-------- GIVEN RECORDS --------

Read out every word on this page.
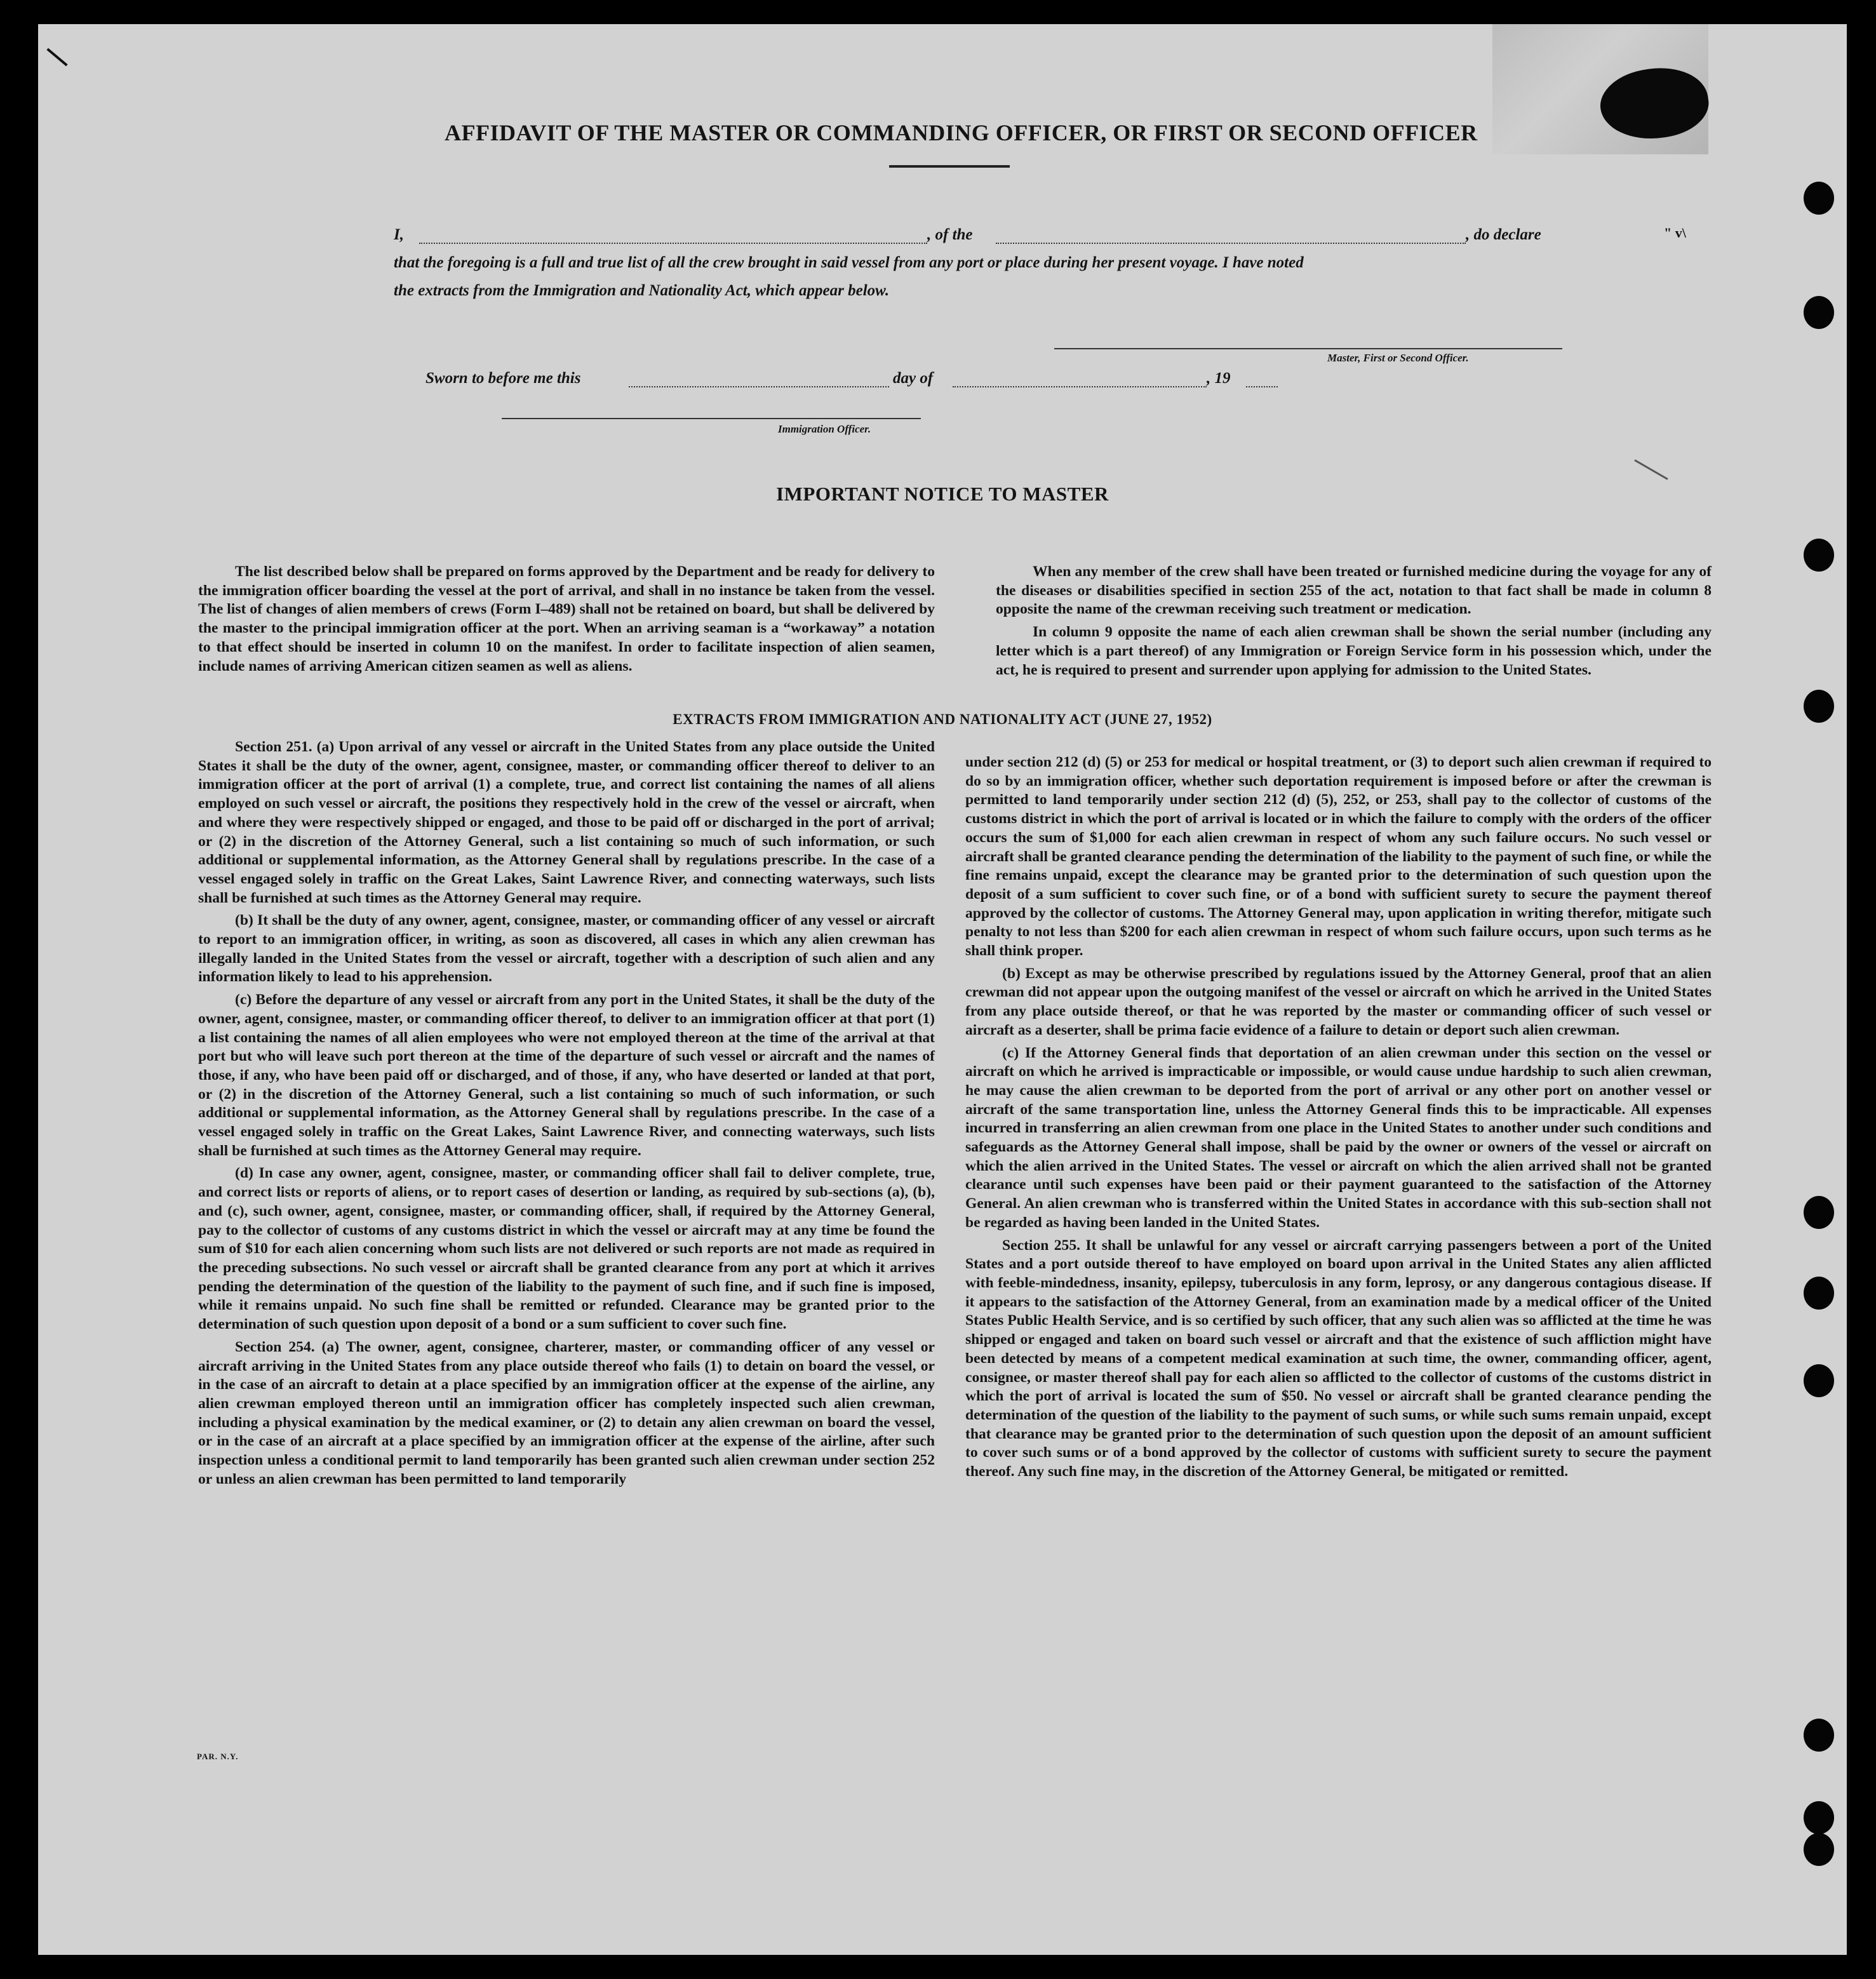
AFFIDAVIT OF THE MASTER OR COMMANDING OFFICER, OR FIRST OR SECOND OFFICER
I,	, of the	, do declare	" v\
that the foregoing is a full and true list of all the crew brought in said vessel from any port or place during her present voyage. I have noted
the extracts from the Immigration and Nationality Act, which appear below.
Master, First or Second Officer.
Sworn to before me this	day of	, 19
Immigration Officer.
IMPORTANT NOTICE TO MASTER

The list described below shall be prepared on forms approved by the Department and be ready for delivery to the immigration officer boarding the vessel at the port of arrival, and shall in no instance be taken from the vessel. The list of changes of alien members of crews (Form I–489) shall not be retained on board, but shall be delivered by the master to the principal immigration officer at the port. When an arriving seaman is a “workaway” a notation to that effect should be inserted in column 10 on the manifest. In order to facilitate inspection of alien seamen, include names of arriving American citizen seamen as well as aliens.

When any member of the crew shall have been treated or furnished medicine during the voyage for any of the diseases or disabilities specified in section 255 of the act, notation to that fact shall be made in column 8 opposite the name of the crewman receiving such treatment or medication.

In column 9 opposite the name of each alien crewman shall be shown the serial number (including any letter which is a part thereof) of any Immigration or Foreign Service form in his possession which, under the act, he is required to present and surrender upon applying for admission to the United States.

EXTRACTS FROM IMMIGRATION AND NATIONALITY ACT (JUNE 27, 1952)

Section 251. (a) Upon arrival of any vessel or aircraft in the United States from any place outside the United States it shall be the duty of the owner, agent, consignee, master, or commanding officer thereof to deliver to an immigration officer at the port of arrival (1) a complete, true, and correct list containing the names of all aliens employed on such vessel or aircraft, the positions they respectively hold in the crew of the vessel or aircraft, when and where they were respectively shipped or engaged, and those to be paid off or discharged in the port of arrival; or (2) in the discretion of the Attorney General, such a list containing so much of such information, or such additional or supplemental information, as the Attorney General shall by regulations prescribe. In the case of a vessel engaged solely in traffic on the Great Lakes, Saint Lawrence River, and connecting waterways, such lists shall be furnished at such times as the Attorney General may require.

(b) It shall be the duty of any owner, agent, consignee, master, or commanding officer of any vessel or aircraft to report to an immigration officer, in writing, as soon as discovered, all cases in which any alien crewman has illegally landed in the United States from the vessel or aircraft, together with a description of such alien and any information likely to lead to his apprehension.

(c) Before the departure of any vessel or aircraft from any port in the United States, it shall be the duty of the owner, agent, consignee, master, or commanding officer thereof, to deliver to an immigration officer at that port (1) a list containing the names of all alien employees who were not employed thereon at the time of the arrival at that port but who will leave such port thereon at the time of the departure of such vessel or aircraft and the names of those, if any, who have been paid off or discharged, and of those, if any, who have deserted or landed at that port, or (2) in the discretion of the Attorney General, such a list containing so much of such information, or such additional or supplemental information, as the Attorney General shall by regulations prescribe. In the case of a vessel engaged solely in traffic on the Great Lakes, Saint Lawrence River, and connecting waterways, such lists shall be furnished at such times as the Attorney General may require.

(d) In case any owner, agent, consignee, master, or commanding officer shall fail to deliver complete, true, and correct lists or reports of aliens, or to report cases of desertion or landing, as required by sub-sections (a), (b), and (c), such owner, agent, consignee, master, or commanding officer, shall, if required by the Attorney General, pay to the collector of customs of any customs district in which the vessel or aircraft may at any time be found the sum of $10 for each alien concerning whom such lists are not delivered or such reports are not made as required in the preceding subsections. No such vessel or aircraft shall be granted clearance from any port at which it arrives pending the determination of the question of the liability to the payment of such fine, and if such fine is imposed, while it remains unpaid. No such fine shall be remitted or refunded. Clearance may be granted prior to the determination of such question upon deposit of a bond or a sum sufficient to cover such fine.

Section 254. (a) The owner, agent, consignee, charterer, master, or commanding officer of any vessel or aircraft arriving in the United States from any place outside thereof who fails (1) to detain on board the vessel, or in the case of an aircraft to detain at a place specified by an immigration officer at the expense of the airline, any alien crewman employed thereon until an immigration officer has completely inspected such alien crewman, including a physical examination by the medical examiner, or (2) to detain any alien crewman on board the vessel, or in the case of an aircraft at a place specified by an immigration officer at the expense of the airline, after such inspection unless a conditional permit to land temporarily has been granted such alien crewman under section 252 or unless an alien crewman has been permitted to land temporarily

under section 212 (d) (5) or 253 for medical or hospital treatment, or (3) to deport such alien crewman if required to do so by an immigration officer, whether such deportation requirement is imposed before or after the crewman is permitted to land temporarily under section 212 (d) (5), 252, or 253, shall pay to the collector of customs of the customs district in which the port of arrival is located or in which the failure to comply with the orders of the officer occurs the sum of $1,000 for each alien crewman in respect of whom any such failure occurs. No such vessel or aircraft shall be granted clearance pending the determination of the liability to the payment of such fine, or while the fine remains unpaid, except the clearance may be granted prior to the determination of such question upon the deposit of a sum sufficient to cover such fine, or of a bond with sufficient surety to secure the payment thereof approved by the collector of customs. The Attorney General may, upon application in writing therefor, mitigate such penalty to not less than $200 for each alien crewman in respect of whom such failure occurs, upon such terms as he shall think proper.

(b) Except as may be otherwise prescribed by regulations issued by the Attorney General, proof that an alien crewman did not appear upon the outgoing manifest of the vessel or aircraft on which he arrived in the United States from any place outside thereof, or that he was reported by the master or commanding officer of such vessel or aircraft as a deserter, shall be prima facie evidence of a failure to detain or deport such alien crewman.

(c) If the Attorney General finds that deportation of an alien crewman under this section on the vessel or aircraft on which he arrived is impracticable or impossible, or would cause undue hardship to such alien crewman, he may cause the alien crewman to be deported from the port of arrival or any other port on another vessel or aircraft of the same transportation line, unless the Attorney General finds this to be impracticable. All expenses incurred in transferring an alien crewman from one place in the United States to another under such conditions and safeguards as the Attorney General shall impose, shall be paid by the owner or owners of the vessel or aircraft on which the alien arrived in the United States. The vessel or aircraft on which the alien arrived shall not be granted clearance until such expenses have been paid or their payment guaranteed to the satisfaction of the Attorney General. An alien crewman who is transferred within the United States in accordance with this sub-section shall not be regarded as having been landed in the United States.

Section 255. It shall be unlawful for any vessel or aircraft carrying passengers between a port of the United States and a port outside thereof to have employed on board upon arrival in the United States any alien afflicted with feeble-mindedness, insanity, epilepsy, tuberculosis in any form, leprosy, or any dangerous contagious disease. If it appears to the satisfaction of the Attorney General, from an examination made by a medical officer of the United States Public Health Service, and is so certified by such officer, that any such alien was so afflicted at the time he was shipped or engaged and taken on board such vessel or aircraft and that the existence of such affliction might have been detected by means of a competent medical examination at such time, the owner, commanding officer, agent, consignee, or master thereof shall pay for each alien so afflicted to the collector of customs of the customs district in which the port of arrival is located the sum of $50. No vessel or aircraft shall be granted clearance pending the determination of the question of the liability to the payment of such sums, or while such sums remain unpaid, except that clearance may be granted prior to the determination of such question upon the deposit of an amount sufficient to cover such sums or of a bond approved by the collector of customs with sufficient surety to secure the payment thereof. Any such fine may, in the discretion of the Attorney General, be mitigated or remitted.

PAR. N.Y.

--------

# [SET PROBLEM]
Reproduce the entries above exactly. Do not include the images.

# [COMPLETED TASK]
Read out every word on this page.
AFFIDAVIT OF THE MASTER OR COMMANDING OFFICER, OR FIRST OR SECOND OFFICER
I,	, of the	, do declare	" v\
that the foregoing is a full and true list of all the crew brought in said vessel from any port or place during her present voyage. I have noted
the extracts from the Immigration and Nationality Act, which appear below.
Master, First or Second Officer.
Sworn to before me this	day of	, 19
Immigration Officer.
IMPORTANT NOTICE TO MASTER

The list described below shall be prepared on forms approved by the Department and be ready for delivery to the immigration officer boarding the vessel at the port of arrival, and shall in no instance be taken from the vessel. The list of changes of alien members of crews (Form I–489) shall not be retained on board, but shall be delivered by the master to the principal immigration officer at the port. When an arriving seaman is a “workaway” a notation to that effect should be inserted in column 10 on the manifest. In order to facilitate inspection of alien seamen, include names of arriving American citizen seamen as well as aliens.

When any member of the crew shall have been treated or furnished medicine during the voyage for any of the diseases or disabilities specified in section 255 of the act, notation to that fact shall be made in column 8 opposite the name of the crewman receiving such treatment or medication.

In column 9 opposite the name of each alien crewman shall be shown the serial number (including any letter which is a part thereof) of any Immigration or Foreign Service form in his possession which, under the act, he is required to present and surrender upon applying for admission to the United States.

EXTRACTS FROM IMMIGRATION AND NATIONALITY ACT (JUNE 27, 1952)

Section 251. (a) Upon arrival of any vessel or aircraft in the United States from any place outside the United States it shall be the duty of the owner, agent, consignee, master, or commanding officer thereof to deliver to an immigration officer at the port of arrival (1) a complete, true, and correct list containing the names of all aliens employed on such vessel or aircraft, the positions they respectively hold in the crew of the vessel or aircraft, when and where they were respectively shipped or engaged, and those to be paid off or discharged in the port of arrival; or (2) in the discretion of the Attorney General, such a list containing so much of such information, or such additional or supplemental information, as the Attorney General shall by regulations prescribe. In the case of a vessel engaged solely in traffic on the Great Lakes, Saint Lawrence River, and connecting waterways, such lists shall be furnished at such times as the Attorney General may require.

(b) It shall be the duty of any owner, agent, consignee, master, or commanding officer of any vessel or aircraft to report to an immigration officer, in writing, as soon as discovered, all cases in which any alien crewman has illegally landed in the United States from the vessel or aircraft, together with a description of such alien and any information likely to lead to his apprehension.

(c) Before the departure of any vessel or aircraft from any port in the United States, it shall be the duty of the owner, agent, consignee, master, or commanding officer thereof, to deliver to an immigration officer at that port (1) a list containing the names of all alien employees who were not employed thereon at the time of the arrival at that port but who will leave such port thereon at the time of the departure of such vessel or aircraft and the names of those, if any, who have been paid off or discharged, and of those, if any, who have deserted or landed at that port, or (2) in the discretion of the Attorney General, such a list containing so much of such information, or such additional or supplemental information, as the Attorney General shall by regulations prescribe. In the case of a vessel engaged solely in traffic on the Great Lakes, Saint Lawrence River, and connecting waterways, such lists shall be furnished at such times as the Attorney General may require.

(d) In case any owner, agent, consignee, master, or commanding officer shall fail to deliver complete, true, and correct lists or reports of aliens, or to report cases of desertion or landing, as required by sub-sections (a), (b), and (c), such owner, agent, consignee, master, or commanding officer, shall, if required by the Attorney General, pay to the collector of customs of any customs district in which the vessel or aircraft may at any time be found the sum of $10 for each alien concerning whom such lists are not delivered or such reports are not made as required in the preceding subsections. No such vessel or aircraft shall be granted clearance from any port at which it arrives pending the determination of the question of the liability to the payment of such fine, and if such fine is imposed, while it remains unpaid. No such fine shall be remitted or refunded. Clearance may be granted prior to the determination of such question upon deposit of a bond or a sum sufficient to cover such fine.

Section 254. (a) The owner, agent, consignee, charterer, master, or commanding officer of any vessel or aircraft arriving in the United States from any place outside thereof who fails (1) to detain on board the vessel, or in the case of an aircraft to detain at a place specified by an immigration officer at the expense of the airline, any alien crewman employed thereon until an immigration officer has completely inspected such alien crewman, including a physical examination by the medical examiner, or (2) to detain any alien crewman on board the vessel, or in the case of an aircraft at a place specified by an immigration officer at the expense of the airline, after such inspection unless a conditional permit to land temporarily has been granted such alien crewman under section 252 or unless an alien crewman has been permitted to land temporarily

under section 212 (d) (5) or 253 for medical or hospital treatment, or (3) to deport such alien crewman if required to do so by an immigration officer, whether such deportation requirement is imposed before or after the crewman is permitted to land temporarily under section 212 (d) (5), 252, or 253, shall pay to the collector of customs of the customs district in which the port of arrival is located or in which the failure to comply with the orders of the officer occurs the sum of $1,000 for each alien crewman in respect of whom any such failure occurs. No such vessel or aircraft shall be granted clearance pending the determination of the liability to the payment of such fine, or while the fine remains unpaid, except the clearance may be granted prior to the determination of such question upon the deposit of a sum sufficient to cover such fine, or of a bond with sufficient surety to secure the payment thereof approved by the collector of customs. The Attorney General may, upon application in writing therefor, mitigate such penalty to not less than $200 for each alien crewman in respect of whom such failure occurs, upon such terms as he shall think proper.

(b) Except as may be otherwise prescribed by regulations issued by the Attorney General, proof that an alien crewman did not appear upon the outgoing manifest of the vessel or aircraft on which he arrived in the United States from any place outside thereof, or that he was reported by the master or commanding officer of such vessel or aircraft as a deserter, shall be prima facie evidence of a failure to detain or deport such alien crewman.

(c) If the Attorney General finds that deportation of an alien crewman under this section on the vessel or aircraft on which he arrived is impracticable or impossible, or would cause undue hardship to such alien crewman, he may cause the alien crewman to be deported from the port of arrival or any other port on another vessel or aircraft of the same transportation line, unless the Attorney General finds this to be impracticable. All expenses incurred in transferring an alien crewman from one place in the United States to another under such conditions and safeguards as the Attorney General shall impose, shall be paid by the owner or owners of the vessel or aircraft on which the alien arrived in the United States. The vessel or aircraft on which the alien arrived shall not be granted clearance until such expenses have been paid or their payment guaranteed to the satisfaction of the Attorney General. An alien crewman who is transferred within the United States in accordance with this sub-section shall not be regarded as having been landed in the United States.

Section 255. It shall be unlawful for any vessel or aircraft carrying passengers between a port of the United States and a port outside thereof to have employed on board upon arrival in the United States any alien afflicted with feeble-mindedness, insanity, epilepsy, tuberculosis in any form, leprosy, or any dangerous contagious disease. If it appears to the satisfaction of the Attorney General, from an examination made by a medical officer of the United States Public Health Service, and is so certified by such officer, that any such alien was so afflicted at the time he was shipped or engaged and taken on board such vessel or aircraft and that the existence of such affliction might have been detected by means of a competent medical examination at such time, the owner, commanding officer, agent, consignee, or master thereof shall pay for each alien so afflicted to the collector of customs of the customs district in which the port of arrival is located the sum of $50. No vessel or aircraft shall be granted clearance pending the determination of the question of the liability to the payment of such sums, or while such sums remain unpaid, except that clearance may be granted prior to the determination of such question upon the deposit of an amount sufficient to cover such sums or of a bond approved by the collector of customs with sufficient surety to secure the payment thereof. Any such fine may, in the discretion of the Attorney General, be mitigated or remitted.

PAR. N.Y.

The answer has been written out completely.